§ The task
Retype the records below exactly as they appear.

-- BEGIN --

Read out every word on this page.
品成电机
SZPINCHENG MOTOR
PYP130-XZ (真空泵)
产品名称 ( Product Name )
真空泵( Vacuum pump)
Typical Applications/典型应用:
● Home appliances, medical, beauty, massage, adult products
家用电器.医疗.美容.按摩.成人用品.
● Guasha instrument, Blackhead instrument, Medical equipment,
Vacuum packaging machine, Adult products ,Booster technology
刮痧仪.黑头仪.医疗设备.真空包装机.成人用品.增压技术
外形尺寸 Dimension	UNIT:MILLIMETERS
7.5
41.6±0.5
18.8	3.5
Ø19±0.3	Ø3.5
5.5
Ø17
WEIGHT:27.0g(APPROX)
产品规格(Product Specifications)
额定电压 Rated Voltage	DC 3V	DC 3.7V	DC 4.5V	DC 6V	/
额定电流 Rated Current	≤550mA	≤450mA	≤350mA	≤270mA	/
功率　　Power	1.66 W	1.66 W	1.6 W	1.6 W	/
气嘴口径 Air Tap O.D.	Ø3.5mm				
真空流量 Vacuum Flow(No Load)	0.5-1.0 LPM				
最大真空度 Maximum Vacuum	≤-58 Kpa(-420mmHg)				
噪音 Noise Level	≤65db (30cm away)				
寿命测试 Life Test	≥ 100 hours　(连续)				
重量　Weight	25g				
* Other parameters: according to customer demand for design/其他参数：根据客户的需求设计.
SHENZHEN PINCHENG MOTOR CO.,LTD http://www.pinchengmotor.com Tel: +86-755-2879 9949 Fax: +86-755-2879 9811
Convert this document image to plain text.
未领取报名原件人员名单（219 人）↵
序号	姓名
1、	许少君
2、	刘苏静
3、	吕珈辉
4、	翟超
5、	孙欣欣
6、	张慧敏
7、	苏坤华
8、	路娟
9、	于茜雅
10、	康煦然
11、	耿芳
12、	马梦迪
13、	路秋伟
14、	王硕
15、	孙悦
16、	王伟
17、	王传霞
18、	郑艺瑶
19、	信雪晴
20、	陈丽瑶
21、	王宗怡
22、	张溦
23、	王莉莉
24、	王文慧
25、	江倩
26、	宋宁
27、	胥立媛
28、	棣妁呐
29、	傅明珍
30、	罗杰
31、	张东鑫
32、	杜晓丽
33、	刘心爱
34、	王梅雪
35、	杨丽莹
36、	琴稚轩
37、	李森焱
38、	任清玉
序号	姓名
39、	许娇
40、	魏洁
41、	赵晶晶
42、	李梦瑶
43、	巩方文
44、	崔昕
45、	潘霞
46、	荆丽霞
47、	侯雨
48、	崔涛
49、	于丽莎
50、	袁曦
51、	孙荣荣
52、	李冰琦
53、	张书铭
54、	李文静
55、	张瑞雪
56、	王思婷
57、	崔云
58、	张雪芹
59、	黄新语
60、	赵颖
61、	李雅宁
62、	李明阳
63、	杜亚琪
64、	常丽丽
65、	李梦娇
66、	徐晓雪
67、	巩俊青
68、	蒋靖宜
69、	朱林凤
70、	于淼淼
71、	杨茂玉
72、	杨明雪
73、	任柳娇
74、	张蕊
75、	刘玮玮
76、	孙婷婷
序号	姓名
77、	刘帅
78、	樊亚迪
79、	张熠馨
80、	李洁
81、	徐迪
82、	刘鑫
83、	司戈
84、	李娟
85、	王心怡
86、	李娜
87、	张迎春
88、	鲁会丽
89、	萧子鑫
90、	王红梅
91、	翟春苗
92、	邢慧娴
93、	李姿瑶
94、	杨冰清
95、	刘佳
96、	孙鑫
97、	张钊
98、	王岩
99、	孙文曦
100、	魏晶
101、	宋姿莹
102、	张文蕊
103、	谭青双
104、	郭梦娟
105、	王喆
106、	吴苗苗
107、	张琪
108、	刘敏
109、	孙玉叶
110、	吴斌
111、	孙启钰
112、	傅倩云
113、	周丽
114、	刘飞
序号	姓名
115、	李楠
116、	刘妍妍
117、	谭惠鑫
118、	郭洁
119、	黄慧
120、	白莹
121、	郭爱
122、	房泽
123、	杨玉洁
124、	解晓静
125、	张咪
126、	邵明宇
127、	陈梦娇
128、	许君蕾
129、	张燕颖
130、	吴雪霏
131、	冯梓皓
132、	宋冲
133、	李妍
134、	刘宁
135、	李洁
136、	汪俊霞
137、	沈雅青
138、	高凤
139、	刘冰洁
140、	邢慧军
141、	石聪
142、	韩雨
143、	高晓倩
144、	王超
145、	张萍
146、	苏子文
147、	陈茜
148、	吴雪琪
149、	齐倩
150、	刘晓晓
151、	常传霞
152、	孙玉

-- END --

§ Expected answer
Read out every word on this page.
品成电机
SZPINCHENG MOTOR
PYP130-XZ (真空泵)
产品名称 ( Product Name )
真空泵( Vacuum pump)
Typical Applications/典型应用:
● Home appliances, medical, beauty, massage, adult products
家用电器.医疗.美容.按摩.成人用品.
● Guasha instrument, Blackhead instrument, Medical equipment,
Vacuum packaging machine, Adult products ,Booster technology
刮痧仪.黑头仪.医疗设备.真空包装机.成人用品.增压技术
外形尺寸 Dimension	UNIT:MILLIMETERS
7.5
41.6±0.5
18.8	3.5
Ø19±0.3	Ø3.5
5.5
Ø17
WEIGHT:27.0g(APPROX)
产品规格(Product Specifications)
额定电压 Rated Voltage	DC 3V	DC 3.7V	DC 4.5V	DC 6V	/
额定电流 Rated Current	≤550mA	≤450mA	≤350mA	≤270mA	/
功率　　Power	1.66 W	1.66 W	1.6 W	1.6 W	/
气嘴口径 Air Tap O.D.	Ø3.5mm				
真空流量 Vacuum Flow(No Load)	0.5-1.0 LPM				
最大真空度 Maximum Vacuum	≤-58 Kpa(-420mmHg)				
噪音 Noise Level	≤65db (30cm away)				
寿命测试 Life Test	≥ 100 hours　(连续)				
重量　Weight	25g				
* Other parameters: according to customer demand for design/其他参数：根据客户的需求设计.
SHENZHEN PINCHENG MOTOR CO.,LTD http://www.pinchengmotor.com Tel: +86-755-2879 9949 Fax: +86-755-2879 9811
Convert this document image to plain text.
未领取报名原件人员名单（219 人）↵
序号	姓名
1、	许少君
2、	刘苏静
3、	吕珈辉
4、	翟超
5、	孙欣欣
6、	张慧敏
7、	苏坤华
8、	路娟
9、	于茜雅
10、	康煦然
11、	耿芳
12、	马梦迪
13、	路秋伟
14、	王硕
15、	孙悦
16、	王伟
17、	王传霞
18、	郑艺瑶
19、	信雪晴
20、	陈丽瑶
21、	王宗怡
22、	张溦
23、	王莉莉
24、	王文慧
25、	江倩
26、	宋宁
27、	胥立媛
28、	棣妁呐
29、	傅明珍
30、	罗杰
31、	张东鑫
32、	杜晓丽
33、	刘心爱
34、	王梅雪
35、	杨丽莹
36、	琴稚轩
37、	李森焱
38、	任清玉
序号	姓名
39、	许娇
40、	魏洁
41、	赵晶晶
42、	李梦瑶
43、	巩方文
44、	崔昕
45、	潘霞
46、	荆丽霞
47、	侯雨
48、	崔涛
49、	于丽莎
50、	袁曦
51、	孙荣荣
52、	李冰琦
53、	张书铭
54、	李文静
55、	张瑞雪
56、	王思婷
57、	崔云
58、	张雪芹
59、	黄新语
60、	赵颖
61、	李雅宁
62、	李明阳
63、	杜亚琪
64、	常丽丽
65、	李梦娇
66、	徐晓雪
67、	巩俊青
68、	蒋靖宜
69、	朱林凤
70、	于淼淼
71、	杨茂玉
72、	杨明雪
73、	任柳娇
74、	张蕊
75、	刘玮玮
76、	孙婷婷
序号	姓名
77、	刘帅
78、	樊亚迪
79、	张熠馨
80、	李洁
81、	徐迪
82、	刘鑫
83、	司戈
84、	李娟
85、	王心怡
86、	李娜
87、	张迎春
88、	鲁会丽
89、	萧子鑫
90、	王红梅
91、	翟春苗
92、	邢慧娴
93、	李姿瑶
94、	杨冰清
95、	刘佳
96、	孙鑫
97、	张钊
98、	王岩
99、	孙文曦
100、	魏晶
101、	宋姿莹
102、	张文蕊
103、	谭青双
104、	郭梦娟
105、	王喆
106、	吴苗苗
107、	张琪
108、	刘敏
109、	孙玉叶
110、	吴斌
111、	孙启钰
112、	傅倩云
113、	周丽
114、	刘飞
序号	姓名
115、	李楠
116、	刘妍妍
117、	谭惠鑫
118、	郭洁
119、	黄慧
120、	白莹
121、	郭爱
122、	房泽
123、	杨玉洁
124、	解晓静
125、	张咪
126、	邵明宇
127、	陈梦娇
128、	许君蕾
129、	张燕颖
130、	吴雪霏
131、	冯梓皓
132、	宋冲
133、	李妍
134、	刘宁
135、	李洁
136、	汪俊霞
137、	沈雅青
138、	高凤
139、	刘冰洁
140、	邢慧军
141、	石聪
142、	韩雨
143、	高晓倩
144、	王超
145、	张萍
146、	苏子文
147、	陈茜
148、	吴雪琪
149、	齐倩
150、	刘晓晓
151、	常传霞
152、	孙玉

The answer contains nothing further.